● **What to produce**:
Give the number of lines in the data that hold the string "以身作则". Nothing else is needed.
>> begin Listed records
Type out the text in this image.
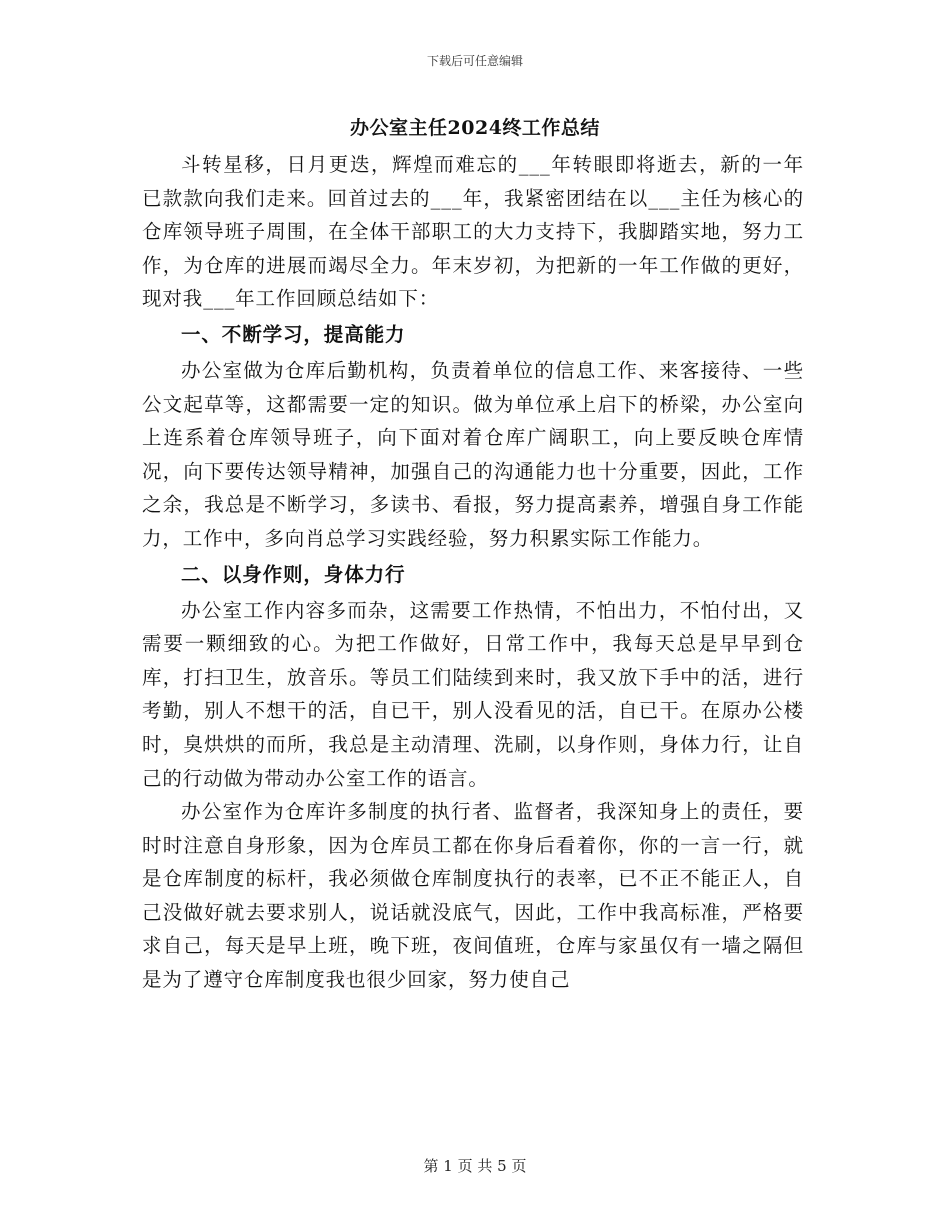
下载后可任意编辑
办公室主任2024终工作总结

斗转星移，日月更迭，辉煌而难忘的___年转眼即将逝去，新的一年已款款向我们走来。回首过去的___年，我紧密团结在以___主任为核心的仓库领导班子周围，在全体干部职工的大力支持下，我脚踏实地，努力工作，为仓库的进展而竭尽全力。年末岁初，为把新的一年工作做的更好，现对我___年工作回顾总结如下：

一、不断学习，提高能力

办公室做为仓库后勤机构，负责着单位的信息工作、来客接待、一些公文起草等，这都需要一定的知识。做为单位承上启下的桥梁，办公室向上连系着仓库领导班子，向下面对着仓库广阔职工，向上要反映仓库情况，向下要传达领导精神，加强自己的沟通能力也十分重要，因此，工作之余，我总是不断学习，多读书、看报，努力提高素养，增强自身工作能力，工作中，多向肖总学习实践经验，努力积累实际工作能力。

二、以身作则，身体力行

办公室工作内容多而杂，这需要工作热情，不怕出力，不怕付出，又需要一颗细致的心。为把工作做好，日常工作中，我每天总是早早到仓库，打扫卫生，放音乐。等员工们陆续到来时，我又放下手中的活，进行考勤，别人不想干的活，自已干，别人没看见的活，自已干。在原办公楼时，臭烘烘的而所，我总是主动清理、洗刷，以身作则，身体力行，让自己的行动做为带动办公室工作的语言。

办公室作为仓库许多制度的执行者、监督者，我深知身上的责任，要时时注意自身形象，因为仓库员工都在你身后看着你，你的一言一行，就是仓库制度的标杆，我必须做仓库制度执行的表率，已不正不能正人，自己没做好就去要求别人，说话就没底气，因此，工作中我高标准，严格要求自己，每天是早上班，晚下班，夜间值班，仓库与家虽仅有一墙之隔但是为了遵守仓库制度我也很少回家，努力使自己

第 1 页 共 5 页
>> end Listed records
● **Solution to this task**:
2